[Selection]

□ □ □

From: Mathieu Desnoyers <hidden>
Date: 2017-11-21 11:24:58
Also in: lkml

----- On Nov 20, 2017, at 2:44 PM, Thomas Gleixner tglx-hfZtesqFncYOwBW4kG4KsQ@public.gmane.org wrote:

On Mon, 20 Nov 2017, Mathieu Desnoyers wrote:

quoted

----- On Nov 20, 2017, at 12:48 PM, Thomas Gleixner tglx-hfZtesqFncYOwBW4kG4KsQ@public.gmane.org wrote:
The use-case for 4k memcpy operation is a per-cpu ring buffer where
the rseq fast-path does the following:

- ring buffer push: in the rseq asm instruction sequence, a memcpy of a
  given structure (limited to 4k in size) into a ring buffer,
  followed by the final commit instruction which increments the current
  position offset by the number of bytes pushed.

- ring buffer pop: in the rseq asm instruction sequence, a memcpy of
  a given structure (up to 4k) from the ring buffer, at "position" offset.
  The final commit instruction decrements the current position offset by
  the number of bytes pop'd.

Having cpu_opv do a 4k memcpy allow it to handle scenarios where
rseq fails to progress.

I'm still confused. Before you talked about the sequence:

   1) Reserve

   2) Commit

and both use rseq, but obviously you cannot do two "atomic" operation in
one section.

So now you talk about push. Is that what you described earlier as commit?

Assumed that it is, I still have no idea why the memcpy needs to happen in
that preempt disabled region.

If you have space reserved, then the copy does not have any dependencies
neither on the cpu it runs on nor on anything else. So the only
interresting operation is the final commit instruction which tells the
consumer that its ready.

So what is the part I am missing here aside of having difficulties to map
the constantly changing names of this stuff?

Let's clear up some confusion: those are two different use-cases. The
ring buffer with reserve+commit is a FIFO ring buffer, and the ring buffer
with memcpy+position update is a LIFO queue.

Let me explain the various use-cases here, so we know what we're talking
about.

□ □ □

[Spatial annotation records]
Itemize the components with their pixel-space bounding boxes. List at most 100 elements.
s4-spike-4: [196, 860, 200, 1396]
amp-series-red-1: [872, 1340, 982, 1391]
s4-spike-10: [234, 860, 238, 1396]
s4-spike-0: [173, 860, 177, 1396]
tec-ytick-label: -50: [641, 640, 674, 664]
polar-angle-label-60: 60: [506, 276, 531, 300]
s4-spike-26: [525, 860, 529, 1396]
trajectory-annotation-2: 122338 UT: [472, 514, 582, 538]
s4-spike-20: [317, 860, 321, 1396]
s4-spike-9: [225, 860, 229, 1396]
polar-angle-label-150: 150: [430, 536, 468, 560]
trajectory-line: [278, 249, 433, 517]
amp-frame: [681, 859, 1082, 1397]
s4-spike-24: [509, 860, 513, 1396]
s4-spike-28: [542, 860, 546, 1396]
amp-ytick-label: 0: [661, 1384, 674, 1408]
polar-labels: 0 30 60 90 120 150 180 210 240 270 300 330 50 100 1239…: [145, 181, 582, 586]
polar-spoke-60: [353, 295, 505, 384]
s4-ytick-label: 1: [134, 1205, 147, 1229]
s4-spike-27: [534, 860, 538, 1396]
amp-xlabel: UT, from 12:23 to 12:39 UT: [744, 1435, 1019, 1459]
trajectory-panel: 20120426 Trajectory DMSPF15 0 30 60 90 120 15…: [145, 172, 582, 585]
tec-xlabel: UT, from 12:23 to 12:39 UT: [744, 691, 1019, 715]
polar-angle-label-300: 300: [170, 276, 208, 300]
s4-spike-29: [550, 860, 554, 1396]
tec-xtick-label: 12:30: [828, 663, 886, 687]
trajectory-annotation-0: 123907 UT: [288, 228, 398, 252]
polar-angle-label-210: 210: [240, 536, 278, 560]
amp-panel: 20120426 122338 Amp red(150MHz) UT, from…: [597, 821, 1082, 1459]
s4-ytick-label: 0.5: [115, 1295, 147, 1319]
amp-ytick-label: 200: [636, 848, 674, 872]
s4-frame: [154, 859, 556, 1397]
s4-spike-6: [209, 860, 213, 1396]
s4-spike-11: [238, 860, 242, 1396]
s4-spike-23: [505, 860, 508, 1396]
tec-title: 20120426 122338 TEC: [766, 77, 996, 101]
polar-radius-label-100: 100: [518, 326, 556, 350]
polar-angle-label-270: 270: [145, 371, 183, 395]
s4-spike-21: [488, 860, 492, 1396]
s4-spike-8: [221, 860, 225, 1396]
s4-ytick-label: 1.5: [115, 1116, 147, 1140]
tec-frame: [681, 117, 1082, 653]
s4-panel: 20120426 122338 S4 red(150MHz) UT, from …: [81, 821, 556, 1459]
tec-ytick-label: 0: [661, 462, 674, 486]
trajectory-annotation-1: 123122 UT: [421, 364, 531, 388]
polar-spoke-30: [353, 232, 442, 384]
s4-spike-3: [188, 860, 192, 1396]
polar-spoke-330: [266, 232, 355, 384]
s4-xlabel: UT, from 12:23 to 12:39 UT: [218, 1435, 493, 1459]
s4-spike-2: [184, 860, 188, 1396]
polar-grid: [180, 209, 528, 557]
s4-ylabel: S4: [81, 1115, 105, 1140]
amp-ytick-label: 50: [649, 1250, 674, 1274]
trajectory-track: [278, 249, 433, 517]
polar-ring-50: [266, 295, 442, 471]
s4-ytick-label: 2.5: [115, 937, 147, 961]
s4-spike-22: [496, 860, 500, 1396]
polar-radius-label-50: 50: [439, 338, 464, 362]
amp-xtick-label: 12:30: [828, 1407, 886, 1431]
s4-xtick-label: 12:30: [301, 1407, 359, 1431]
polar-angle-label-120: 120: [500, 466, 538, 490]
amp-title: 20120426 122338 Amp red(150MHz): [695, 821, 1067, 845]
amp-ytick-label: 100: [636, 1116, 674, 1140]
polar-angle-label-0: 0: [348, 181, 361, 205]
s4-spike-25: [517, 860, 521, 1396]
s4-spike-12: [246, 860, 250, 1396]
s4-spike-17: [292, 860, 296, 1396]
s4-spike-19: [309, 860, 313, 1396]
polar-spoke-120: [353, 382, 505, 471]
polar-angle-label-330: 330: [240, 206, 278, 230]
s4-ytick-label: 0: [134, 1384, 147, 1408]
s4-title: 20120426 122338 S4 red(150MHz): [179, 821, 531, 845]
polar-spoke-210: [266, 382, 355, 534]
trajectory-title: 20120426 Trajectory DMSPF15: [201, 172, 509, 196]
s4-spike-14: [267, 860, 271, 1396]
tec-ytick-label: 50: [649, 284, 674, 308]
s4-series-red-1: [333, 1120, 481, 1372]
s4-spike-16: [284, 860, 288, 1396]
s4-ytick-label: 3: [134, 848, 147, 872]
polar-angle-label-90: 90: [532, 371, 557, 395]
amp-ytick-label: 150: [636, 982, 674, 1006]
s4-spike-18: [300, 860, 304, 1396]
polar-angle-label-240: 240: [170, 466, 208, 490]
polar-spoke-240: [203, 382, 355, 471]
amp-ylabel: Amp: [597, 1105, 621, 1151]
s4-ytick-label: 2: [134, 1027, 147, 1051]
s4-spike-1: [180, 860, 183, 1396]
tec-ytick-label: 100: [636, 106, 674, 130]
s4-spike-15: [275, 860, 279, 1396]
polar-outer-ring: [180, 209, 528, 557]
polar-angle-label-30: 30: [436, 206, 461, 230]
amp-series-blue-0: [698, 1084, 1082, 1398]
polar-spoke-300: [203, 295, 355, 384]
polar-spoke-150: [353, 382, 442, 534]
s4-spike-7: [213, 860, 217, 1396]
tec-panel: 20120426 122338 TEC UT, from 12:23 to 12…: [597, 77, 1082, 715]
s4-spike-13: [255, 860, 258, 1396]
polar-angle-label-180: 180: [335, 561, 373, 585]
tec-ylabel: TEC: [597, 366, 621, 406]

□ □ □

[Directive 1] In the message about rseq ring buffers, why does Thomas Gleixner see no need for the memcpy to run inside the preempt-disabled region? Answer in one to three sentences.
[Directive 2] Carry the message about rseq ring buffers forward, beginning right after its last sentence.

[Expected output 1] Once space has been reserved, the copy depends neither on the CPU it runs on nor on anything else. The only operation that matters is the final commit instruction, which tells the consumer that the data is ready.

[Expected output 2]
rseq and cpu_opv use-cases

1) per-cpu spinlock

A per-cpu spinlock can be implemented as a rseq consisting of a
comparison operation (== 0) on a word, and a word store (1), followed
by an acquire barrier after control dependency. The unlock path can be
performed with a simple store-release of 0 to the word, which does
not require rseq.

The cpu_opv fallback requires a single-word comparison (== 0) and a
single-word store (1).


2) per-cpu statistics counters

A per-cpu statistics counters can be implemented as a rseq consisting
of a final "add" instruction on a word as commit.

The cpu_opv fallback can be implemented as a "ADD" operation.

Besides statistics tracking, these counters can be used to implement
user-space RCU per-cpu grace period tracking for both single and
multi-process user-space RCU.


3) per-cpu LIFO linked-list (unlimited size stack)

A per-cpu LIFO linked-list has a "push" and "pop" operation,
which respectively adds an item to the list, and removes an
item from the list.

The "push" operation can be implemented as a rseq consisting of
a word comparison instruction against head followed by a word store
(commit) to head. Its cpu_opv fallback can be implemented as a
word-compare followed by word-store as well.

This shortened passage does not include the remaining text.